→ DIRECTIONS
Look for the string "ihren" in the listing below and copy every line in which it appears.

──────────

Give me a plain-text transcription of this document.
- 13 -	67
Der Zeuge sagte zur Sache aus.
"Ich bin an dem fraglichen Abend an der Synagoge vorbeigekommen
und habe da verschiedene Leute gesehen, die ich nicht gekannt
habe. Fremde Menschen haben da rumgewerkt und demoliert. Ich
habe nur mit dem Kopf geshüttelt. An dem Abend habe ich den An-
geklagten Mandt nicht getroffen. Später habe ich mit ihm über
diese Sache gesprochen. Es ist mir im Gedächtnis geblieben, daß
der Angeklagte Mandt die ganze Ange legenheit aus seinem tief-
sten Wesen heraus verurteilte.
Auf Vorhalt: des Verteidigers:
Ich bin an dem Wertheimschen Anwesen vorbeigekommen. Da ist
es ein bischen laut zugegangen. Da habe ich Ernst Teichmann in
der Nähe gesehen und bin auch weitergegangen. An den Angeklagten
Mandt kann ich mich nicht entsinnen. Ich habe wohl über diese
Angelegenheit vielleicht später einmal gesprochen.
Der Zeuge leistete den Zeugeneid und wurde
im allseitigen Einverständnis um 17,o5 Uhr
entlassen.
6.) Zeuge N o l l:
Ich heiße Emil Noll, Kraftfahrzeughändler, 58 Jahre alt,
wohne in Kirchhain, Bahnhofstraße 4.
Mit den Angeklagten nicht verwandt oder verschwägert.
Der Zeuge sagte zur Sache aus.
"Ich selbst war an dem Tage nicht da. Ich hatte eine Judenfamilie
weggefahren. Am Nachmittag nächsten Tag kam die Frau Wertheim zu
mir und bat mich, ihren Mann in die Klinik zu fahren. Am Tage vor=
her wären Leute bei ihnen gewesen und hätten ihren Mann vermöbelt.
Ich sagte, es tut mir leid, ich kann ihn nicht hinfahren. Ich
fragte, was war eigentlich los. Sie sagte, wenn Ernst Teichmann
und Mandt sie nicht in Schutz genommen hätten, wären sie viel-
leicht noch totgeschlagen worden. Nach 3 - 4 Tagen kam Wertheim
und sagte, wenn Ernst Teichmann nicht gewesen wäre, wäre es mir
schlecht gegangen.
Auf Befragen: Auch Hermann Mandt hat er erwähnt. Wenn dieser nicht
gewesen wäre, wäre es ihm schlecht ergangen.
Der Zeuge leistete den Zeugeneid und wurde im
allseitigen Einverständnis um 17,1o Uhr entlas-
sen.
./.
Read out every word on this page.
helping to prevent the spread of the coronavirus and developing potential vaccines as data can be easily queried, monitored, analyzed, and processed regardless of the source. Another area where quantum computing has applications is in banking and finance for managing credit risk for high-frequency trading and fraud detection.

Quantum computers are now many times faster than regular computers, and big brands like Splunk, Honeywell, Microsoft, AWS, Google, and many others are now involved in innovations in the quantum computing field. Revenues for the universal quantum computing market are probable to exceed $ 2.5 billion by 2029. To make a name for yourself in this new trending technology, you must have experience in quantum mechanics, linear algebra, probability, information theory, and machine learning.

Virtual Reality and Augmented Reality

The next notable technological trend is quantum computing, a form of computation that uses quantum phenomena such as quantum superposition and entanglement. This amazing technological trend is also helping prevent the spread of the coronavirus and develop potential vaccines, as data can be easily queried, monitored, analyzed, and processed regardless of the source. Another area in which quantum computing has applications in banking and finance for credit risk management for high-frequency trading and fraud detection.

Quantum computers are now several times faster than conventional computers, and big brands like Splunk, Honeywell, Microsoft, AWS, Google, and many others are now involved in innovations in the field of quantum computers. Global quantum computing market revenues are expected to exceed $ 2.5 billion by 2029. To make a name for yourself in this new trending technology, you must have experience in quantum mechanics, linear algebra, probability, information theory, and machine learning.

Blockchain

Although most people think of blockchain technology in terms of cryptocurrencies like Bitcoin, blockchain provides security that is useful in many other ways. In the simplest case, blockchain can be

──────────

→ ANSWER FOR THE TASK
mir und bat mich, ihren Mann in die Klinik zu fahren. Am Tage vor=
her wären Leute bei ihnen gewesen und hätten ihren Mann vermöbelt.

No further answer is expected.